* _Description of the task_
Word for word, restate every line of the listing that follows.

* _Data in this exercise_

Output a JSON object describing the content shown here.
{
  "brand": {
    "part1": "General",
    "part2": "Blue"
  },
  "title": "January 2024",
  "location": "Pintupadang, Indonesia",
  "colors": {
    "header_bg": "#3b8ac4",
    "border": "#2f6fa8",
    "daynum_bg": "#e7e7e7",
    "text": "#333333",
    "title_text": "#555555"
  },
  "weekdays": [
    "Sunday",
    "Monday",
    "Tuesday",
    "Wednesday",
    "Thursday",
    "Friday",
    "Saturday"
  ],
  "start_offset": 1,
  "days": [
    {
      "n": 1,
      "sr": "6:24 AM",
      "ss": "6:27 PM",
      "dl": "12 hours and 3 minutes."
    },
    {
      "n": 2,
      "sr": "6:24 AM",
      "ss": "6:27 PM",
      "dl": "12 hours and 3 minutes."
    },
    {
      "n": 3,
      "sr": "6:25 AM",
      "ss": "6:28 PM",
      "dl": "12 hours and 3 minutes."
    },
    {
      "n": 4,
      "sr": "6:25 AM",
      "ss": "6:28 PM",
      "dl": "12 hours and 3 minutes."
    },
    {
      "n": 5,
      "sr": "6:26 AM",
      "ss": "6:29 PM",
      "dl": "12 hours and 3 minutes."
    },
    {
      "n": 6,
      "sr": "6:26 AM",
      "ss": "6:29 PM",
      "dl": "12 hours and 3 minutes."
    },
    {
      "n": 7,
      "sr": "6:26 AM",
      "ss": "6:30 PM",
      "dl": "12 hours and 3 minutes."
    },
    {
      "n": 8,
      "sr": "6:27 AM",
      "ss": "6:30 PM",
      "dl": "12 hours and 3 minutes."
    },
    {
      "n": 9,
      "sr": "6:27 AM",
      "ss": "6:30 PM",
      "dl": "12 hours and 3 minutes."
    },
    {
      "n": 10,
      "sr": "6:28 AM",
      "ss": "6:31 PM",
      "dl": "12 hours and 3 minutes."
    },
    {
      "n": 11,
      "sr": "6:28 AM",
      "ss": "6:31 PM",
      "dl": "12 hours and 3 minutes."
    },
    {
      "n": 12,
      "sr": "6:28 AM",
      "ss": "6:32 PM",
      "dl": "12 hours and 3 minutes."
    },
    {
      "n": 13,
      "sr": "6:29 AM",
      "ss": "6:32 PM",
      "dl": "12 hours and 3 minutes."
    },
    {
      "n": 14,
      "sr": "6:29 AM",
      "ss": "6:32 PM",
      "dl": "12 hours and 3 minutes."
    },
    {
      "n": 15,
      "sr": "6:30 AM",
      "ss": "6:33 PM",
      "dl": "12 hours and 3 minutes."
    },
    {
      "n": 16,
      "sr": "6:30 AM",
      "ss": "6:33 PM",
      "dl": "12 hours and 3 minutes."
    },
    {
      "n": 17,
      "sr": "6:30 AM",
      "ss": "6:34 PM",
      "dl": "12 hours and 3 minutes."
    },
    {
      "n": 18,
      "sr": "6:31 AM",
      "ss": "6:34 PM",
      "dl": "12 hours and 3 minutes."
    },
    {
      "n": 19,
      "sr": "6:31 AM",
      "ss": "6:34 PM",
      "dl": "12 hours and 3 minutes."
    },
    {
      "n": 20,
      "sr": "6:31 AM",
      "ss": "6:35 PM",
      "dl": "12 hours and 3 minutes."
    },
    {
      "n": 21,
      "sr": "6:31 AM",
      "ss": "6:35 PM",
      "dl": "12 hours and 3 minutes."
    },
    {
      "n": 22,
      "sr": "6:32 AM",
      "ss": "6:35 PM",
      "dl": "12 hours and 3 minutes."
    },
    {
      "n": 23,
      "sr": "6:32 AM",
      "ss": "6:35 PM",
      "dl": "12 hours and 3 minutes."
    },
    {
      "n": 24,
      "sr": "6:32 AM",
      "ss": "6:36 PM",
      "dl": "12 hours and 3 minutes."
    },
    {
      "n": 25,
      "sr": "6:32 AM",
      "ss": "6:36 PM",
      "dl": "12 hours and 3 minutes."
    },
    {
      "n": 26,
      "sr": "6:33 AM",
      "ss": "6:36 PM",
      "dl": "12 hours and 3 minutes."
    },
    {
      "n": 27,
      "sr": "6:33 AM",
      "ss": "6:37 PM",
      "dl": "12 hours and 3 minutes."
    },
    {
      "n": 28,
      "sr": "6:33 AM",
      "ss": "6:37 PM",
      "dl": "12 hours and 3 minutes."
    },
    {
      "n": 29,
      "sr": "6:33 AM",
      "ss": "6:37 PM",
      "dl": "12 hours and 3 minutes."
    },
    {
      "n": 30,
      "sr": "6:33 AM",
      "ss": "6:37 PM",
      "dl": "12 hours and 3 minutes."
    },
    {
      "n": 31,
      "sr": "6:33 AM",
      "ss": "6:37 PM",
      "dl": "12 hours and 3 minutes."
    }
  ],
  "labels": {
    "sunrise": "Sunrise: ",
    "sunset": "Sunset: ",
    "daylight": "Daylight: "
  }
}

* _Complete answer_
Output a JSON object describing the content shown here.
{
  "brand": {
    "part1": "General",
    "part2": "Blue"
  },
  "title": "January 2024",
  "location": "Pintupadang, Indonesia",
  "colors": {
    "header_bg": "#3b8ac4",
    "border": "#2f6fa8",
    "daynum_bg": "#e7e7e7",
    "text": "#333333",
    "title_text": "#555555"
  },
  "weekdays": [
    "Sunday",
    "Monday",
    "Tuesday",
    "Wednesday",
    "Thursday",
    "Friday",
    "Saturday"
  ],
  "start_offset": 1,
  "days": [
    {
      "n": 1,
      "sr": "6:24 AM",
      "ss": "6:27 PM",
      "dl": "12 hours and 3 minutes."
    },
    {
      "n": 2,
      "sr": "6:24 AM",
      "ss": "6:27 PM",
      "dl": "12 hours and 3 minutes."
    },
    {
      "n": 3,
      "sr": "6:25 AM",
      "ss": "6:28 PM",
      "dl": "12 hours and 3 minutes."
    },
    {
      "n": 4,
      "sr": "6:25 AM",
      "ss": "6:28 PM",
      "dl": "12 hours and 3 minutes."
    },
    {
      "n": 5,
      "sr": "6:26 AM",
      "ss": "6:29 PM",
      "dl": "12 hours and 3 minutes."
    },
    {
      "n": 6,
      "sr": "6:26 AM",
      "ss": "6:29 PM",
      "dl": "12 hours and 3 minutes."
    },
    {
      "n": 7,
      "sr": "6:26 AM",
      "ss": "6:30 PM",
      "dl": "12 hours and 3 minutes."
    },
    {
      "n": 8,
      "sr": "6:27 AM",
      "ss": "6:30 PM",
      "dl": "12 hours and 3 minutes."
    },
    {
      "n": 9,
      "sr": "6:27 AM",
      "ss": "6:30 PM",
      "dl": "12 hours and 3 minutes."
    },
    {
      "n": 10,
      "sr": "6:28 AM",
      "ss": "6:31 PM",
      "dl": "12 hours and 3 minutes."
    },
    {
      "n": 11,
      "sr": "6:28 AM",
      "ss": "6:31 PM",
      "dl": "12 hours and 3 minutes."
    },
    {
      "n": 12,
      "sr": "6:28 AM",
      "ss": "6:32 PM",
      "dl": "12 hours and 3 minutes."
    },
    {
      "n": 13,
      "sr": "6:29 AM",
      "ss": "6:32 PM",
      "dl": "12 hours and 3 minutes."
    },
    {
      "n": 14,
      "sr": "6:29 AM",
      "ss": "6:32 PM",
      "dl": "12 hours and 3 minutes."
    },
    {
      "n": 15,
      "sr": "6:30 AM",
      "ss": "6:33 PM",
      "dl": "12 hours and 3 minutes."
    },
    {
      "n": 16,
      "sr": "6:30 AM",
      "ss": "6:33 PM",
      "dl": "12 hours and 3 minutes."
    },
    {
      "n": 17,
      "sr": "6:30 AM",
      "ss": "6:34 PM",
      "dl": "12 hours and 3 minutes."
    },
    {
      "n": 18,
      "sr": "6:31 AM",
      "ss": "6:34 PM",
      "dl": "12 hours and 3 minutes."
    },
    {
      "n": 19,
      "sr": "6:31 AM",
      "ss": "6:34 PM",
      "dl": "12 hours and 3 minutes."
    },
    {
      "n": 20,
      "sr": "6:31 AM",
      "ss": "6:35 PM",
      "dl": "12 hours and 3 minutes."
    },
    {
      "n": 21,
      "sr": "6:31 AM",
      "ss": "6:35 PM",
      "dl": "12 hours and 3 minutes."
    },
    {
      "n": 22,
      "sr": "6:32 AM",
      "ss": "6:35 PM",
      "dl": "12 hours and 3 minutes."
    },
    {
      "n": 23,
      "sr": "6:32 AM",
      "ss": "6:35 PM",
      "dl": "12 hours and 3 minutes."
    },
    {
      "n": 24,
      "sr": "6:32 AM",
      "ss": "6:36 PM",
      "dl": "12 hours and 3 minutes."
    },
    {
      "n": 25,
      "sr": "6:32 AM",
      "ss": "6:36 PM",
      "dl": "12 hours and 3 minutes."
    },
    {
      "n": 26,
      "sr": "6:33 AM",
      "ss": "6:36 PM",
      "dl": "12 hours and 3 minutes."
    },
    {
      "n": 27,
      "sr": "6:33 AM",
      "ss": "6:37 PM",
      "dl": "12 hours and 3 minutes."
    },
    {
      "n": 28,
      "sr": "6:33 AM",
      "ss": "6:37 PM",
      "dl": "12 hours and 3 minutes."
    },
    {
      "n": 29,
      "sr": "6:33 AM",
      "ss": "6:37 PM",
      "dl": "12 hours and 3 minutes."
    },
    {
      "n": 30,
      "sr": "6:33 AM",
      "ss": "6:37 PM",
      "dl": "12 hours and 3 minutes."
    },
    {
      "n": 31,
      "sr": "6:33 AM",
      "ss": "6:37 PM",
      "dl": "12 hours and 3 minutes."
    }
  ],
  "labels": {
    "sunrise": "Sunrise: ",
    "sunset": "Sunset: ",
    "daylight": "Daylight: "
  }
}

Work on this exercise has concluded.